What the task requires: From the listing that follows, extract every line and set it down unaltered.

(Stored entries)

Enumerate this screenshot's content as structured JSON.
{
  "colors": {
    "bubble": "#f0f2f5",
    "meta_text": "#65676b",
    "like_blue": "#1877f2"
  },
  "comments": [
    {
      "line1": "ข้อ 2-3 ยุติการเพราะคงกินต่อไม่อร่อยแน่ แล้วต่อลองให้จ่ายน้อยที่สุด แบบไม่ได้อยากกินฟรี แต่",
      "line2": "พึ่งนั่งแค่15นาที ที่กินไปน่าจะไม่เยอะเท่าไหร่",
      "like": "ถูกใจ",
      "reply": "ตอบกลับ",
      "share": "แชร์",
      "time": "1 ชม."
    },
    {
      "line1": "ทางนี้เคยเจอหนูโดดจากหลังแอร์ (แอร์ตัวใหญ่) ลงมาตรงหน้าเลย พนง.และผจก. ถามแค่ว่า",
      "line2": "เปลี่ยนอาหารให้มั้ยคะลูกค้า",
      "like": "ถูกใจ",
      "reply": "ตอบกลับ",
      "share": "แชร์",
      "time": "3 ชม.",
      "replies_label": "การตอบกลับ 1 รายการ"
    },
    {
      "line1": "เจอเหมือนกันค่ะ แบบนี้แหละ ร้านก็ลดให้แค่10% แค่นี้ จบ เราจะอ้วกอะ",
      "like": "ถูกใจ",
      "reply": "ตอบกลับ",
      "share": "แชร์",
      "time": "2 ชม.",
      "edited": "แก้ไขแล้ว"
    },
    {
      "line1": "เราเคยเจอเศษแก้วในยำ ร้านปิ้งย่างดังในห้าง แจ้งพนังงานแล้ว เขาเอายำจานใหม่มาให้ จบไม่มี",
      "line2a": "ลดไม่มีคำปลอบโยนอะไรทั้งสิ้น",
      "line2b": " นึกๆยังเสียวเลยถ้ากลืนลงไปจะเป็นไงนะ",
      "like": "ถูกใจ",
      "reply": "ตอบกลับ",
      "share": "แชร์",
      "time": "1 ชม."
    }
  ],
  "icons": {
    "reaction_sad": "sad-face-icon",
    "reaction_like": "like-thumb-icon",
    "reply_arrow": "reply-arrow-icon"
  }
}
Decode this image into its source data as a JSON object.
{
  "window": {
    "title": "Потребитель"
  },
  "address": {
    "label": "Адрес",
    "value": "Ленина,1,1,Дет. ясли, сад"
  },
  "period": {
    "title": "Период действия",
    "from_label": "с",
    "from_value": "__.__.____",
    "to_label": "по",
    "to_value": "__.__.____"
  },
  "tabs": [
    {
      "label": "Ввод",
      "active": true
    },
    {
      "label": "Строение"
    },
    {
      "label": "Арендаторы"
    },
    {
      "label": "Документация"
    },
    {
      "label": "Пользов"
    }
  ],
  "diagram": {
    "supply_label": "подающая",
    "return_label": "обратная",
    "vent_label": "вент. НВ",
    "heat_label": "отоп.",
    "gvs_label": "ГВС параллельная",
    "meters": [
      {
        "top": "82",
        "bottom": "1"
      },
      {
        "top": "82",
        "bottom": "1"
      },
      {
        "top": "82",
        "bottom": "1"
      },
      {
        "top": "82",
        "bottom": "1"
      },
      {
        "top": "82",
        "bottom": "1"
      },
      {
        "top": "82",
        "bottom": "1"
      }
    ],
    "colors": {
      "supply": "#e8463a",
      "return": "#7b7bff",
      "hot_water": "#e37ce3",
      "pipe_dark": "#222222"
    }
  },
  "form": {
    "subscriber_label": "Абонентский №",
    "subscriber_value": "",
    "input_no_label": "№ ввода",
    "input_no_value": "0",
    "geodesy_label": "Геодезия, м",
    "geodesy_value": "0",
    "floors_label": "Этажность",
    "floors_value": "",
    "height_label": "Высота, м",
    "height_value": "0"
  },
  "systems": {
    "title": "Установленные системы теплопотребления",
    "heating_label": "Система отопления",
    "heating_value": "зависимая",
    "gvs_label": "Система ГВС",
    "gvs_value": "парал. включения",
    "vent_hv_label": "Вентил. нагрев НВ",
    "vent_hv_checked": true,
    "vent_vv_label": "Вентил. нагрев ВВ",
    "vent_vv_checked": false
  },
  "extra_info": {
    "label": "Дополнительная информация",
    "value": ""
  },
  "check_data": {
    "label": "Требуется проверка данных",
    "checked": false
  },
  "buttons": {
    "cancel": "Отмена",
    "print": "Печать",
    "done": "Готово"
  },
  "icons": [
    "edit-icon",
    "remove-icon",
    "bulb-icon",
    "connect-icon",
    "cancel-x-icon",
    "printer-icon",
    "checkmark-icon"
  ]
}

Result of the exercise:
Enumerate this screenshot's content as structured JSON.
{
  "colors": {
    "bubble": "#f0f2f5",
    "meta_text": "#65676b",
    "like_blue": "#1877f2"
  },
  "comments": [
    {
      "line1": "ข้อ 2-3 ยุติการเพราะคงกินต่อไม่อร่อยแน่ แล้วต่อลองให้จ่ายน้อยที่สุด แบบไม่ได้อยากกินฟรี แต่",
      "line2": "พึ่งนั่งแค่15นาที ที่กินไปน่าจะไม่เยอะเท่าไหร่",
      "like": "ถูกใจ",
      "reply": "ตอบกลับ",
      "share": "แชร์",
      "time": "1 ชม."
    },
    {
      "line1": "ทางนี้เคยเจอหนูโดดจากหลังแอร์ (แอร์ตัวใหญ่) ลงมาตรงหน้าเลย พนง.และผจก. ถามแค่ว่า",
      "line2": "เปลี่ยนอาหารให้มั้ยคะลูกค้า",
      "like": "ถูกใจ",
      "reply": "ตอบกลับ",
      "share": "แชร์",
      "time": "3 ชม.",
      "replies_label": "การตอบกลับ 1 รายการ"
    },
    {
      "line1": "เจอเหมือนกันค่ะ แบบนี้แหละ ร้านก็ลดให้แค่10% แค่นี้ จบ เราจะอ้วกอะ",
      "like": "ถูกใจ",
      "reply": "ตอบกลับ",
      "share": "แชร์",
      "time": "2 ชม.",
      "edited": "แก้ไขแล้ว"
    },
    {
      "line1": "เราเคยเจอเศษแก้วในยำ ร้านปิ้งย่างดังในห้าง แจ้งพนังงานแล้ว เขาเอายำจานใหม่มาให้ จบไม่มี",
      "line2a": "ลดไม่มีคำปลอบโยนอะไรทั้งสิ้น",
      "line2b": " นึกๆยังเสียวเลยถ้ากลืนลงไปจะเป็นไงนะ",
      "like": "ถูกใจ",
      "reply": "ตอบกลับ",
      "share": "แชร์",
      "time": "1 ชม."
    }
  ],
  "icons": {
    "reaction_sad": "sad-face-icon",
    "reaction_like": "like-thumb-icon",
    "reply_arrow": "reply-arrow-icon"
  }
}
Decode this image into its source data as a JSON object.
{
  "window": {
    "title": "Потребитель"
  },
  "address": {
    "label": "Адрес",
    "value": "Ленина,1,1,Дет. ясли, сад"
  },
  "period": {
    "title": "Период действия",
    "from_label": "с",
    "from_value": "__.__.____",
    "to_label": "по",
    "to_value": "__.__.____"
  },
  "tabs": [
    {
      "label": "Ввод",
      "active": true
    },
    {
      "label": "Строение"
    },
    {
      "label": "Арендаторы"
    },
    {
      "label": "Документация"
    },
    {
      "label": "Пользов"
    }
  ],
  "diagram": {
    "supply_label": "подающая",
    "return_label": "обратная",
    "vent_label": "вент. НВ",
    "heat_label": "отоп.",
    "gvs_label": "ГВС параллельная",
    "meters": [
      {
        "top": "82",
        "bottom": "1"
      },
      {
        "top": "82",
        "bottom": "1"
      },
      {
        "top": "82",
        "bottom": "1"
      },
      {
        "top": "82",
        "bottom": "1"
      },
      {
        "top": "82",
        "bottom": "1"
      },
      {
        "top": "82",
        "bottom": "1"
      }
    ],
    "colors": {
      "supply": "#e8463a",
      "return": "#7b7bff",
      "hot_water": "#e37ce3",
      "pipe_dark": "#222222"
    }
  },
  "form": {
    "subscriber_label": "Абонентский №",
    "subscriber_value": "",
    "input_no_label": "№ ввода",
    "input_no_value": "0",
    "geodesy_label": "Геодезия, м",
    "geodesy_value": "0",
    "floors_label": "Этажность",
    "floors_value": "",
    "height_label": "Высота, м",
    "height_value": "0"
  },
  "systems": {
    "title": "Установленные системы теплопотребления",
    "heating_label": "Система отопления",
    "heating_value": "зависимая",
    "gvs_label": "Система ГВС",
    "gvs_value": "парал. включения",
    "vent_hv_label": "Вентил. нагрев НВ",
    "vent_hv_checked": true,
    "vent_vv_label": "Вентил. нагрев ВВ",
    "vent_vv_checked": false
  },
  "extra_info": {
    "label": "Дополнительная информация",
    "value": ""
  },
  "check_data": {
    "label": "Требуется проверка данных",
    "checked": false
  },
  "buttons": {
    "cancel": "Отмена",
    "print": "Печать",
    "done": "Готово"
  },
  "icons": [
    "edit-icon",
    "remove-icon",
    "bulb-icon",
    "connect-icon",
    "cancel-x-icon",
    "printer-icon",
    "checkmark-icon"
  ]
}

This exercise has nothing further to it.